Whenever a line below holds the word "this", copy that line.
### Records shown
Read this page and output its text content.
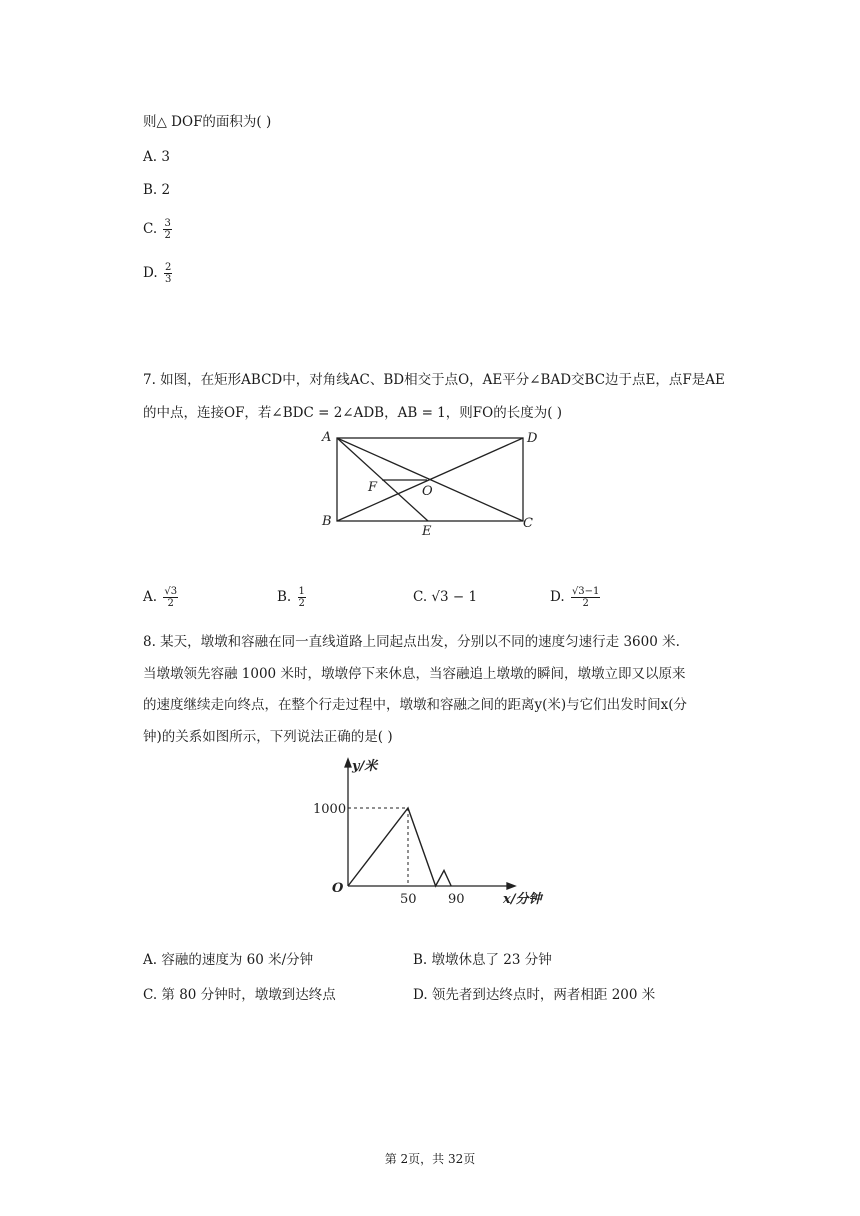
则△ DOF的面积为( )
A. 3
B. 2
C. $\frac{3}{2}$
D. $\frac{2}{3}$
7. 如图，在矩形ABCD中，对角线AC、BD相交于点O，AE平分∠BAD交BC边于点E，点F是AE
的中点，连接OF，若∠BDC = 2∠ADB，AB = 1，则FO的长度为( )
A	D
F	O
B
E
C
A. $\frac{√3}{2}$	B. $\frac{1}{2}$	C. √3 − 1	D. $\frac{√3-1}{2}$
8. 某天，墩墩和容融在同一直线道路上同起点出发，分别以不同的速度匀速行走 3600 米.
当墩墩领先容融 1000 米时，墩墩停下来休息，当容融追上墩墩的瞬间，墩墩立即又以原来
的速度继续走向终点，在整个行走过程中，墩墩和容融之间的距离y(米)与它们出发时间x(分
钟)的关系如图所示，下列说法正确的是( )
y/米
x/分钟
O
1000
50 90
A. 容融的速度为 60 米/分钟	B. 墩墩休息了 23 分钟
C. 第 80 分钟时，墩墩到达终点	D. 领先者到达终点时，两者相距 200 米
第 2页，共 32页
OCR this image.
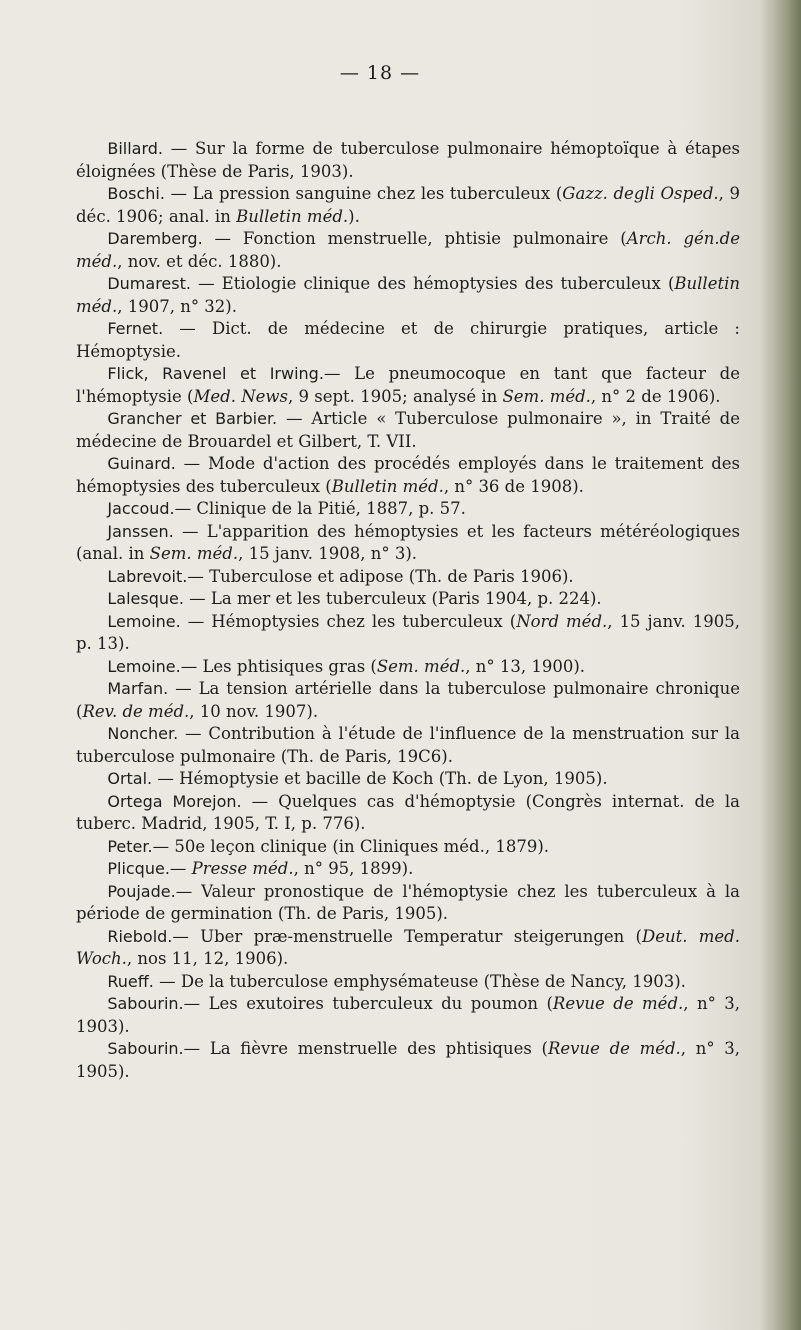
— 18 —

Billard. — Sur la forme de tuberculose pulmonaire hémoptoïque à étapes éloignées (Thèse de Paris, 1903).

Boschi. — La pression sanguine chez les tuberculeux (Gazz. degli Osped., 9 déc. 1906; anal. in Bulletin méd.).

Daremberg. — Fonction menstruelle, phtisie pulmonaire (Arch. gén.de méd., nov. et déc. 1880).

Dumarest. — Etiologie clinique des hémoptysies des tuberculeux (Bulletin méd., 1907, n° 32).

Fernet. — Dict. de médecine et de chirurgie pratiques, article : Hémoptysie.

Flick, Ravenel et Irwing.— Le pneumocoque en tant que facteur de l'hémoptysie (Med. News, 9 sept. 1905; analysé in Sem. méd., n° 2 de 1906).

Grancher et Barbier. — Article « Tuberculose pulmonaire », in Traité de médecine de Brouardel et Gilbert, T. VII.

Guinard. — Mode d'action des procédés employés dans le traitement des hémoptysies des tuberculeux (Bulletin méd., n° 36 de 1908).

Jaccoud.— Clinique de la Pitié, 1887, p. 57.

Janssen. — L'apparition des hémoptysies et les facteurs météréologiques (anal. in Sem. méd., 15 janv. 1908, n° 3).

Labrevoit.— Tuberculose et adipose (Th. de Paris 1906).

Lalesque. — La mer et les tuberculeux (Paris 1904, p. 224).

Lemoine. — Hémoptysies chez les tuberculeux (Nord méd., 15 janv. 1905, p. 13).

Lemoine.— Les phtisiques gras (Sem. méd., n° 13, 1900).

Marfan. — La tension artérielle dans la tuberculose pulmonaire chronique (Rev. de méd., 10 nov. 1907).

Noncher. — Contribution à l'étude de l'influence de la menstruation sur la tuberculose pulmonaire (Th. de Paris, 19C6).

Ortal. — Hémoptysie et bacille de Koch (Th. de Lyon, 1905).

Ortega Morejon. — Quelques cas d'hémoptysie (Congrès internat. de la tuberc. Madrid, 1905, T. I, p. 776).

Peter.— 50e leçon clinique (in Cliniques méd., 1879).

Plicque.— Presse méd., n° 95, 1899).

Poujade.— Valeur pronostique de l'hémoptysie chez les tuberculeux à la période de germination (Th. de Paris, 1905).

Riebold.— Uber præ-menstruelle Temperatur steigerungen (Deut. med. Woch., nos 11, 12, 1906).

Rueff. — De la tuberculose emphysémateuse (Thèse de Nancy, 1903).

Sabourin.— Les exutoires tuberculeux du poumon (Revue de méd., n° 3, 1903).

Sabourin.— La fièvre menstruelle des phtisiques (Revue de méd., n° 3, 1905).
######
- [Task solution]
Read this page and output its text content.
OCR this image.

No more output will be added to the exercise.